# Url-Link aus einer E-Mail aufrufen



## Bodo1981 (10. Mrz 2006)

Kurz erklärt: Habe mich bei ein paar Internetdienstleistern angeboten, die mir Geld bezahlen. Das einzige was ich dafür tun muss: Ich bekomme regelmäßig E-Mails zugeschickt, in der befindet sich ein Link auf eine Internetseite, den muss ich anklicken um dann pro angeklickter Link eine Vergütung zu erhalten.

Meine Frage lautet jetzt: Ist es möglich ein Java-Programm zu schreiben, das aus einer E-Mail, am besten direkt vom Server abholen, oder aus Outlook exportiern einen Link (z.B. http://www.bezahlmich.de) aufruft. Wenn ja was brauch ich alles dafür.

Mein Programm soll ungefähr so aussehen, das sich ein graphisches Inteface öffnet, mit der ich dann wie etwa im Outlook auf empfangen klicken kann, das ruft mir dann die E-Mails aus dem Internet (von GMX oder WEB) ab und dann klick ich z.B. auf BEANTWORTEN und dann werden automatisch alle Links in den E-Mails aufgerufen.

Danke schonmal für eure Hifle


----------



## Roar (10. Mrz 2006)

mit der java mail api kansnt  du emails abrufen.
mit einem regulären ausdruck kannst du internet adressen da raus holen.
mit HttpURLConnection kaannst du die Seite einfach aufrufen (oder braucht die seite cookies oder sonstwas?)


----------



## Bodo1981 (10. Mrz 2006)

danke für die schnelle antwort. hab aber auch noch im forum gelesen, das ich irgendwelche sonderpakete namens MAIL und ACTIVATION herunterladen muss. Stimmt das? Wenn ja wo kann ich die finden und wo muss ich die dann hinkopieren?


----------
============
*Aufgabenstellung:*
A – Mit welcher Klasse lässt sich laut Roar im Textauszug die Seite aufrufen?
B – Fassen Sie den Textauszug in zwei Sätzen zusammen.
C – Geben Sie die Stelle aus dem Textauszug wörtlich wieder, beginnend bei "Meine Frage lautet" und endend bei "Roar (10. Mrz 2006)".
Stützen Sie sich ausschließlich auf den Textauszug.

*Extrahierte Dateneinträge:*
============
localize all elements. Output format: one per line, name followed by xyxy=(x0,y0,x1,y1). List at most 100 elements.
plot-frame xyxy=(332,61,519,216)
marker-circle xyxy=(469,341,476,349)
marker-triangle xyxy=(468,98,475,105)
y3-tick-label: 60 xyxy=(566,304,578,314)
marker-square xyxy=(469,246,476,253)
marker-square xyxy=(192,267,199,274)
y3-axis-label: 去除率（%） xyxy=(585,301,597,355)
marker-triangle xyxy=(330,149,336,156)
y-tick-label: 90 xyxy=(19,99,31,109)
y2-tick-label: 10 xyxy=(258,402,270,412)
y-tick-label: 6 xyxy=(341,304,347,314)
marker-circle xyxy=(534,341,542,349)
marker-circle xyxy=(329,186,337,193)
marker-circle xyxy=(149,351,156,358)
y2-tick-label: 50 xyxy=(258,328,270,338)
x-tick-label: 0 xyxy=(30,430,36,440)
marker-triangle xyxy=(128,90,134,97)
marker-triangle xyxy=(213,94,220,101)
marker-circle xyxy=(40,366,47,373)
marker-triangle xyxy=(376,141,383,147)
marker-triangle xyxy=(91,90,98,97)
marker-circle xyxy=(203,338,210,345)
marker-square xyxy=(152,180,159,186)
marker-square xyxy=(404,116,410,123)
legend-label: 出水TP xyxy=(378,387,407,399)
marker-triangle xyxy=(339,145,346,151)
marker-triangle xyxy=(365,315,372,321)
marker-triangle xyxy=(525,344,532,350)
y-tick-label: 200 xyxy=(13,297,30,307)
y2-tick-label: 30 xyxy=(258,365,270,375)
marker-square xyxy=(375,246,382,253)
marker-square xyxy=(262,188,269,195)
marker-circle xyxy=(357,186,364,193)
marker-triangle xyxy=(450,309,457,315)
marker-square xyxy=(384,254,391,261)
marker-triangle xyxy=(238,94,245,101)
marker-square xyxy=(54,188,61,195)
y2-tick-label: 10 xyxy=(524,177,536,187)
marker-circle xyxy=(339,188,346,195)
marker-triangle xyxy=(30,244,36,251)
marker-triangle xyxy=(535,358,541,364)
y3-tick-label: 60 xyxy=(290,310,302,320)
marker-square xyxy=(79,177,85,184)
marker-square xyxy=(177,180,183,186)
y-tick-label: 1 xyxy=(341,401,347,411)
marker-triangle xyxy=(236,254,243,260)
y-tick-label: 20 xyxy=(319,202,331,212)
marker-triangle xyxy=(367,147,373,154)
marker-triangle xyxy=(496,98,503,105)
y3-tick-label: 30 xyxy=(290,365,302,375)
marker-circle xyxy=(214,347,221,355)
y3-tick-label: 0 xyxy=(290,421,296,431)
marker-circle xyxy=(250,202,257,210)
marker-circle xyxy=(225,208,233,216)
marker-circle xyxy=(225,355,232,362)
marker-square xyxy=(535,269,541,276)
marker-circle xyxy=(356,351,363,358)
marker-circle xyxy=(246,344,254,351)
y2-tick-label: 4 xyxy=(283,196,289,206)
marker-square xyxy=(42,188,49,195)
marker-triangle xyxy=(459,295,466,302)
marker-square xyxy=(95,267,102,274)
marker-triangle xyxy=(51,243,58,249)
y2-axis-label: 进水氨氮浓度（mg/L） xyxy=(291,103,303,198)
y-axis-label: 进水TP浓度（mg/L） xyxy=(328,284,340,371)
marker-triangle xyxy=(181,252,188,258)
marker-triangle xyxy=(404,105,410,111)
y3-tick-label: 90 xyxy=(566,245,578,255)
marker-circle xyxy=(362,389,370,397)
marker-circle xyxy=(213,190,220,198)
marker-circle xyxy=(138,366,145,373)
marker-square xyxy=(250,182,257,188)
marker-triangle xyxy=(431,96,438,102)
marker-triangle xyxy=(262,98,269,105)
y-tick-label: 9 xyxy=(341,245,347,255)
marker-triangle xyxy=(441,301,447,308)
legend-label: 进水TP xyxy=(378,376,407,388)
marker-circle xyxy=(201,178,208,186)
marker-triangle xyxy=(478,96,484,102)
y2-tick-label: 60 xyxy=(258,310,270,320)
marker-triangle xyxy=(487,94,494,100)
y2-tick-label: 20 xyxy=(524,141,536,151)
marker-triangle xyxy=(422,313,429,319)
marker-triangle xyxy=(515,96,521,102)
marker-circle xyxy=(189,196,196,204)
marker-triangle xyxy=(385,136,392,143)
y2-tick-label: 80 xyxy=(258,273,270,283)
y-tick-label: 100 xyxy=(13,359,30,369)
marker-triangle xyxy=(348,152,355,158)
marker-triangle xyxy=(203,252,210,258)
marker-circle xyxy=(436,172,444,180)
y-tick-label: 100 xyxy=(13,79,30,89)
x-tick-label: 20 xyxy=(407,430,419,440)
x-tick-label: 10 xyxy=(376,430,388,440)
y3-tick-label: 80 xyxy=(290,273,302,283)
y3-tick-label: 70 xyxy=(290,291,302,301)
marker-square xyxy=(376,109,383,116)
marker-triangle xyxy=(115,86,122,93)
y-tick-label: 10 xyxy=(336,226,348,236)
============
*Erwartete Ergebnisse:*
A – Mit HttpURLConnection.

B – Bodo1981 erhält für jeden angeklickten Link in zugeschickten E-Mails eine Vergütung und fragt, ob sich ein Java-Programm mit grafischer Oberfläche schreiben lässt, das die E-Mails abruft und alle darin enthaltenen Links automatisch aufruft. Roar nennt dafür die Java Mail API, einen regulären Ausdruck und HttpURLConnection, woraufhin Bodo1981 fragt, ob er die Pakete MAIL und ACTIVATION herunterladen muss, wo er sie findet und wohin er sie kopieren muss.

C –
Meine Frage lautet jetzt: Ist es möglich ein Java-Programm zu schreiben, das aus einer E-Mail, am besten direkt vom Server abholen, oder aus Outlook exportiern einen Link (z.B. http://www.bezahlmich.de) aufruft. Wenn ja was brauch ich alles dafür.

Mein Programm soll ungefähr so aussehen, das sich ein graphisches Inteface öffnet, mit der ich dann wie etwa im Outlook auf empfangen klicken kann, das ruft mir dann die E-Mails aus dem Internet (von GMX oder WEB) ab und dann klick ich z.B. auf BEANTWORTEN und dann werden automatisch alle Links in den E-Mails aufgerufen.

Danke schonmal für eure Hifle


----------



## Roar (10. Mrz 2006)